Stated problem:
Write out the material exactly, leaving every picture behind.

Input data:
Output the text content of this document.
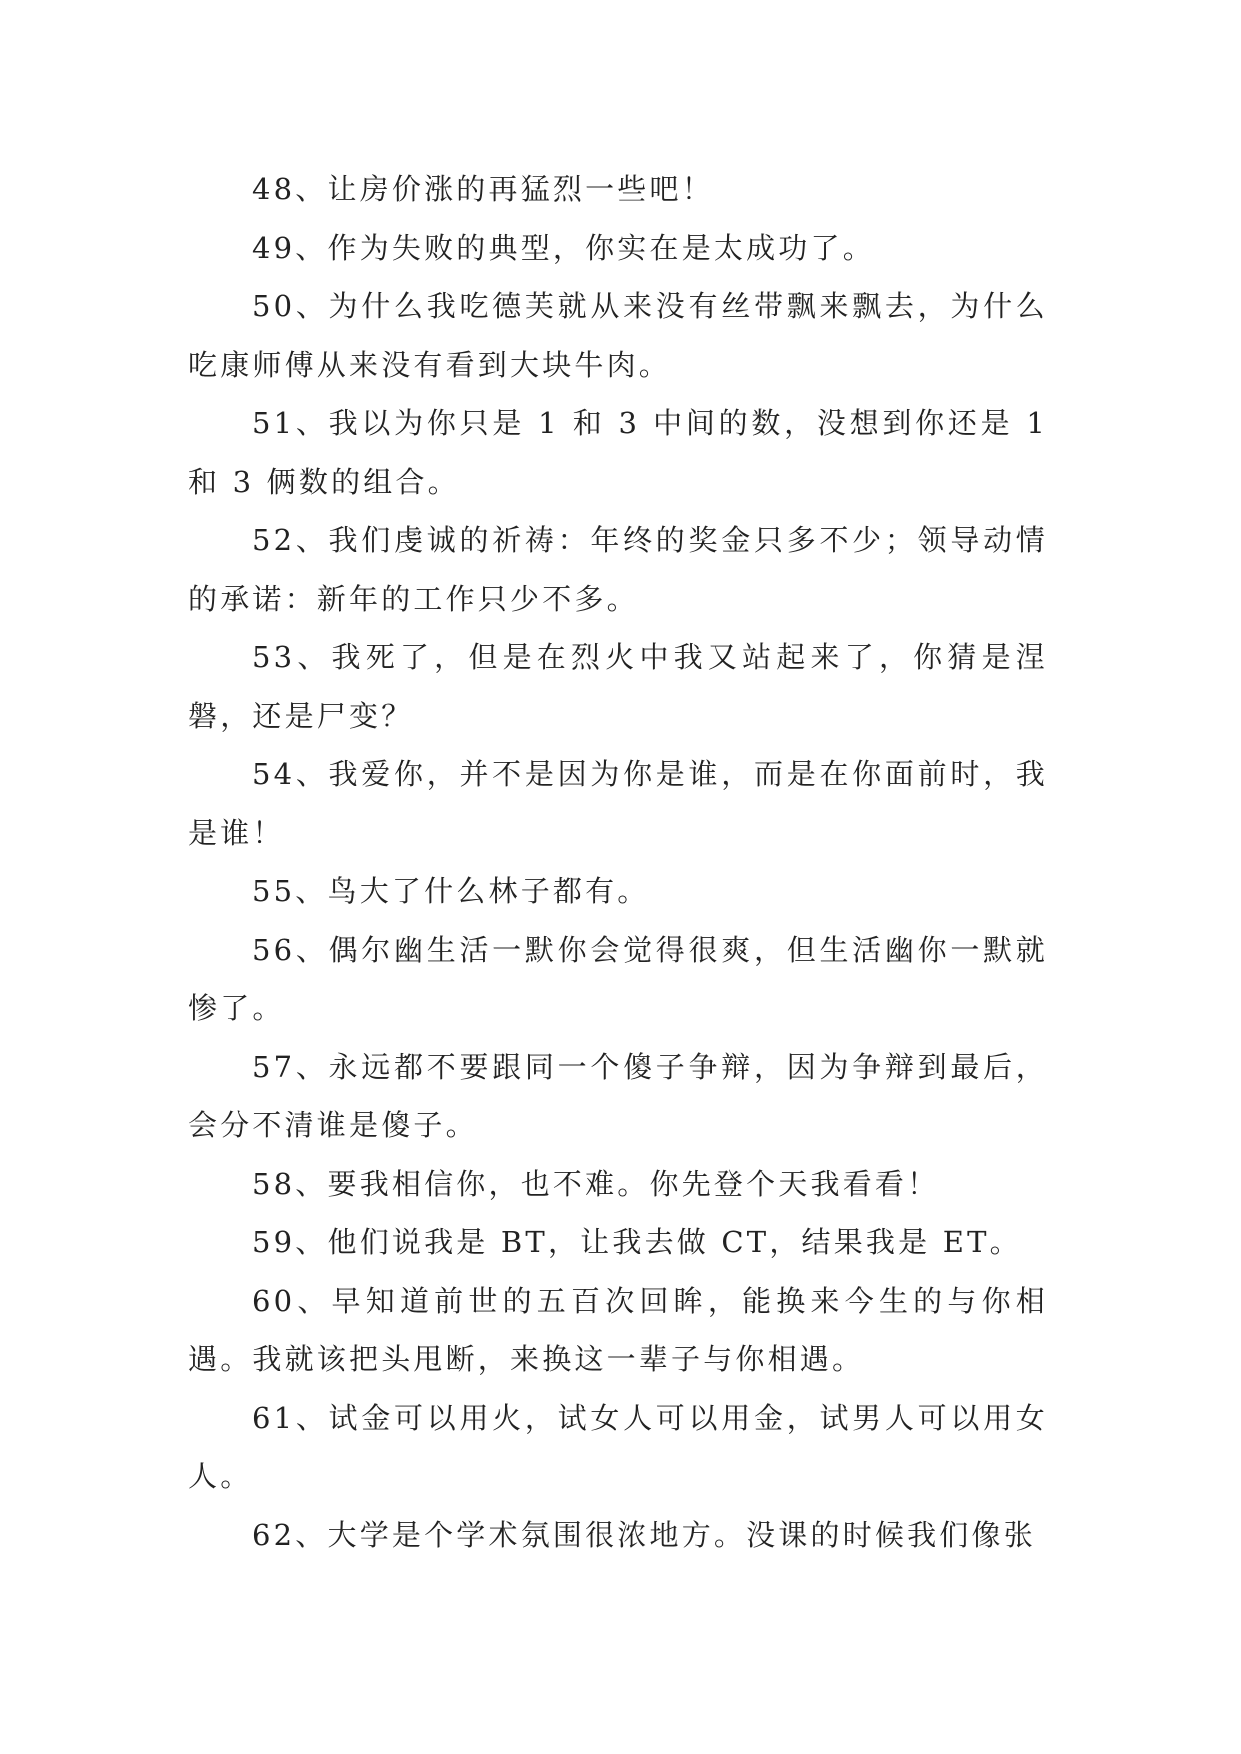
48、让房价涨的再猛烈一些吧！

49、作为失败的典型，你实在是太成功了。

50、为什么我吃德芙就从来没有丝带飘来飘去，为什么吃康师傅从来没有看到大块牛肉。

51、我以为你只是 1 和 3 中间的数，没想到你还是 1 和 3 俩数的组合。

52、我们虔诚的祈祷：年终的奖金只多不少；领导动情的承诺：新年的工作只少不多。

53、我死了，但是在烈火中我又站起来了，你猜是涅磐，还是尸变？

54、我爱你，并不是因为你是谁，而是在你面前时，我是谁！

55、鸟大了什么林子都有。

56、偶尔幽生活一默你会觉得很爽，但生活幽你一默就惨了。

57、永远都不要跟同一个傻子争辩，因为争辩到最后，会分不清谁是傻子。

58、要我相信你，也不难。你先登个天我看看！

59、他们说我是 BT，让我去做 CT，结果我是 ET。

60、早知道前世的五百次回眸，能换来今生的与你相遇。我就该把头甩断，来换这一辈子与你相遇。

61、试金可以用火，试女人可以用金，试男人可以用女人。

62、大学是个学术氛围很浓地方。没课的时候我们像张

Complete output:
Output the text content of this document.
48、让房价涨的再猛烈一些吧！

49、作为失败的典型，你实在是太成功了。

50、为什么我吃德芙就从来没有丝带飘来飘去，为什么吃康师傅从来没有看到大块牛肉。

51、我以为你只是 1 和 3 中间的数，没想到你还是 1 和 3 俩数的组合。

52、我们虔诚的祈祷：年终的奖金只多不少；领导动情的承诺：新年的工作只少不多。

53、我死了，但是在烈火中我又站起来了，你猜是涅磐，还是尸变？

54、我爱你，并不是因为你是谁，而是在你面前时，我是谁！

55、鸟大了什么林子都有。

56、偶尔幽生活一默你会觉得很爽，但生活幽你一默就惨了。

57、永远都不要跟同一个傻子争辩，因为争辩到最后，会分不清谁是傻子。

58、要我相信你，也不难。你先登个天我看看！

59、他们说我是 BT，让我去做 CT，结果我是 ET。

60、早知道前世的五百次回眸，能换来今生的与你相遇。我就该把头甩断，来换这一辈子与你相遇。

61、试金可以用火，试女人可以用金，试男人可以用女人。

62、大学是个学术氛围很浓地方。没课的时候我们像张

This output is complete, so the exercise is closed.